▶ Task requirements
Every record should be repeated exactly, except that pictures are left out.

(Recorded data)

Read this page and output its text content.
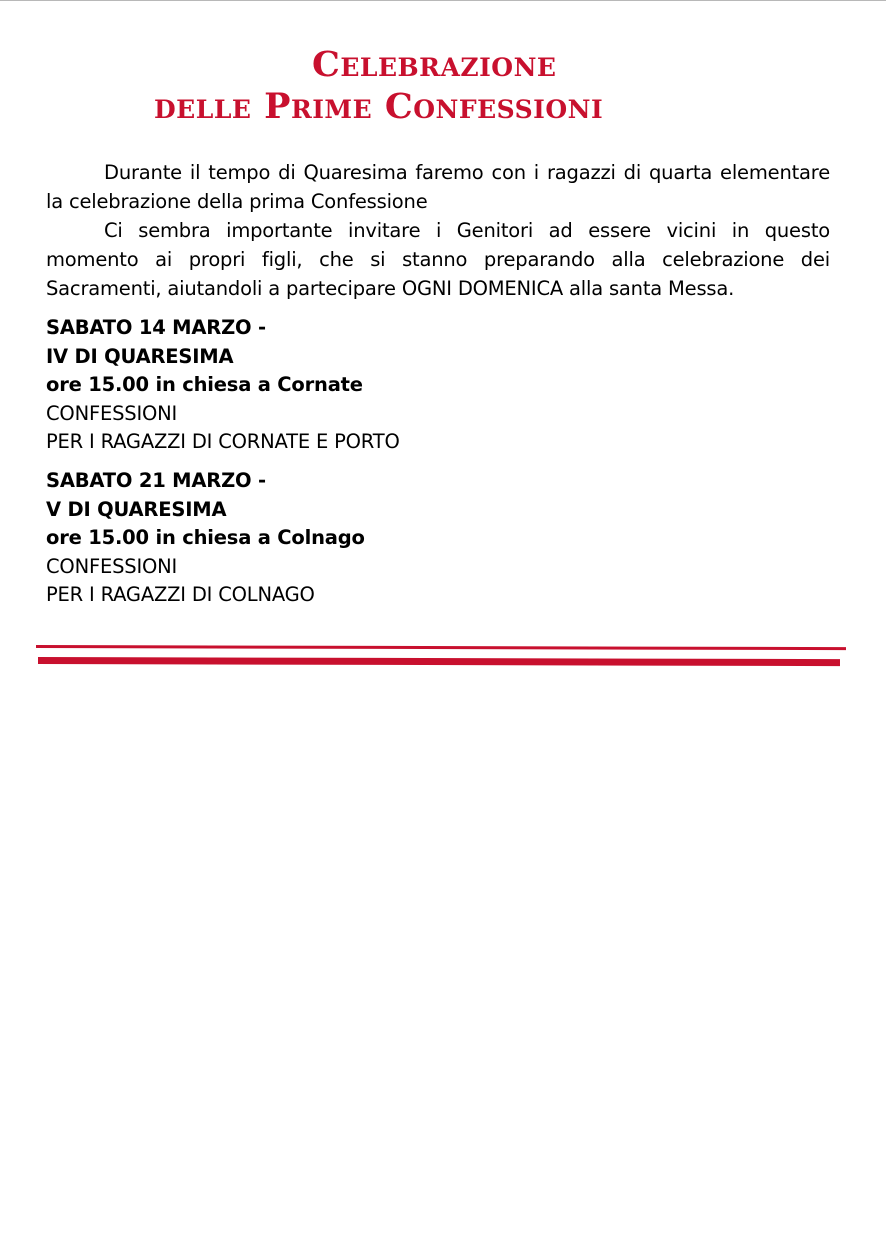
Celebrazione
delle Prime Confessioni

Durante il tempo di Quaresima faremo con i ragazzi di quarta elementare la celebrazione della prima Confessione

Ci sembra importante invitare i Genitori ad essere vicini in questo momento ai propri figli, che si stanno preparando alla celebrazione dei Sacramenti, aiutandoli a partecipare OGNI DOMENICA alla santa Messa.

SABATO 14 MARZO -
IV DI QUARESIMA
ore 15.00 in chiesa a Cornate
CONFESSIONI
PER I RAGAZZI DI CORNATE E PORTO
SABATO 21 MARZO -
V DI QUARESIMA
ore 15.00 in chiesa a Colnago
CONFESSIONI
PER I RAGAZZI DI COLNAGO
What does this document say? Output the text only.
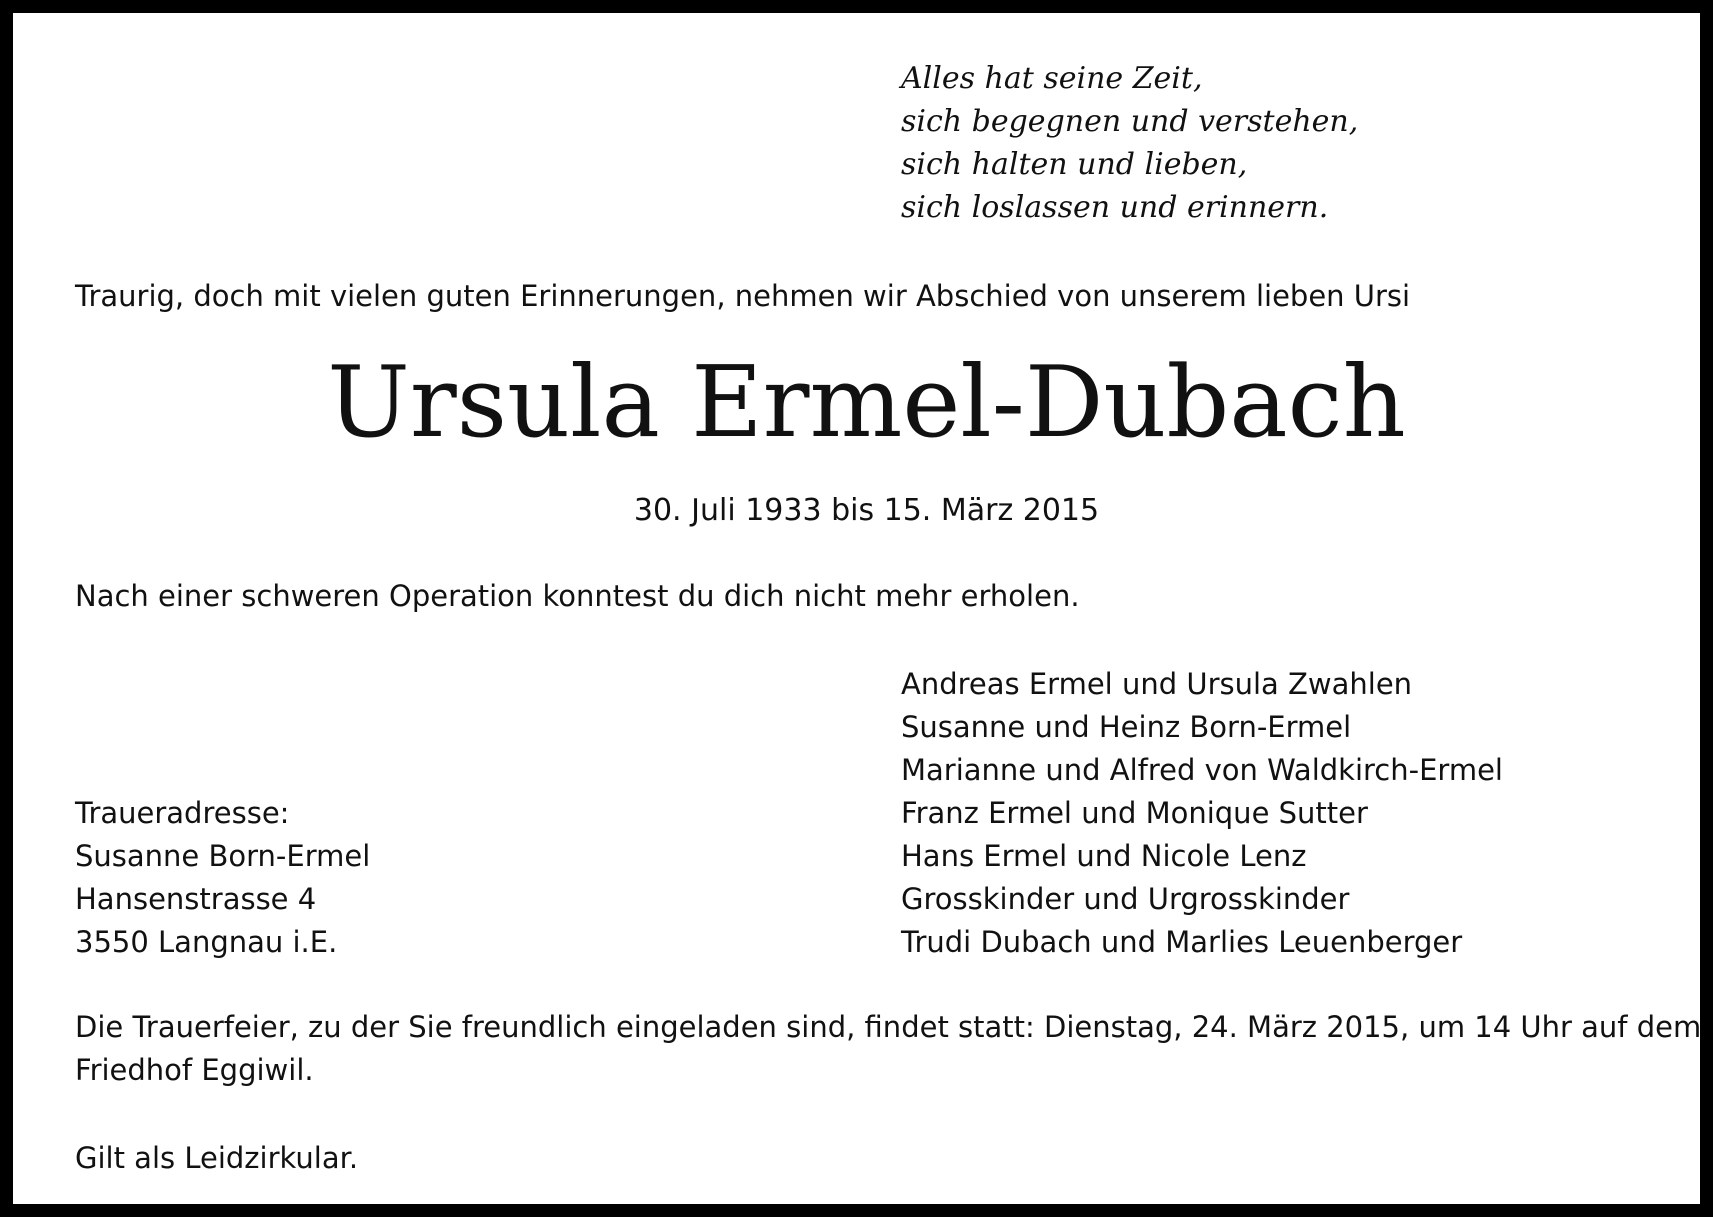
Alles hat seine Zeit,
sich begegnen und verstehen,
sich halten und lieben,
sich loslassen und erinnern.
Traurig, doch mit vielen guten Erinnerungen, nehmen wir Abschied von unserem lieben Ursi
Ursula Ermel-Dubach
30. Juli 1933 bis 15. März 2015
Nach einer schweren Operation konntest du dich nicht mehr erholen.
Andreas Ermel und Ursula Zwahlen
Susanne und Heinz Born-Ermel
Marianne und Alfred von Waldkirch-Ermel
Franz Ermel und Monique Sutter
Hans Ermel und Nicole Lenz
Grosskinder und Urgrosskinder
Trudi Dubach und Marlies Leuenberger
Traueradresse:
Susanne Born-Ermel
Hansenstrasse 4
3550 Langnau i.E.
Die Trauerfeier, zu der Sie freundlich eingeladen sind, findet statt: Dienstag, 24. März 2015, um 14 Uhr auf dem
Friedhof Eggiwil.
Gilt als Leidzirkular.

▶ Full answer
Read this page and output its text content.
Celebrazione
delle Prime Confessioni

Durante il tempo di Quaresima faremo con i ragazzi di quarta elementare la celebrazione della prima Confessione

Ci sembra importante invitare i Genitori ad essere vicini in questo momento ai propri figli, che si stanno preparando alla celebrazione dei Sacramenti, aiutandoli a partecipare OGNI DOMENICA alla santa Messa.

SABATO 14 MARZO -
IV DI QUARESIMA
ore 15.00 in chiesa a Cornate
CONFESSIONI
PER I RAGAZZI DI CORNATE E PORTO
SABATO 21 MARZO -
V DI QUARESIMA
ore 15.00 in chiesa a Colnago
CONFESSIONI
PER I RAGAZZI DI COLNAGO
What does this document say? Output the text only.
Alles hat seine Zeit,
sich begegnen und verstehen,
sich halten und lieben,
sich loslassen und erinnern.
Traurig, doch mit vielen guten Erinnerungen, nehmen wir Abschied von unserem lieben Ursi
Ursula Ermel-Dubach
30. Juli 1933 bis 15. März 2015
Nach einer schweren Operation konntest du dich nicht mehr erholen.
Andreas Ermel und Ursula Zwahlen
Susanne und Heinz Born-Ermel
Marianne und Alfred von Waldkirch-Ermel
Franz Ermel und Monique Sutter
Hans Ermel und Nicole Lenz
Grosskinder und Urgrosskinder
Trudi Dubach und Marlies Leuenberger
Traueradresse:
Susanne Born-Ermel
Hansenstrasse 4
3550 Langnau i.E.
Die Trauerfeier, zu der Sie freundlich eingeladen sind, findet statt: Dienstag, 24. März 2015, um 14 Uhr auf dem
Friedhof Eggiwil.
Gilt als Leidzirkular.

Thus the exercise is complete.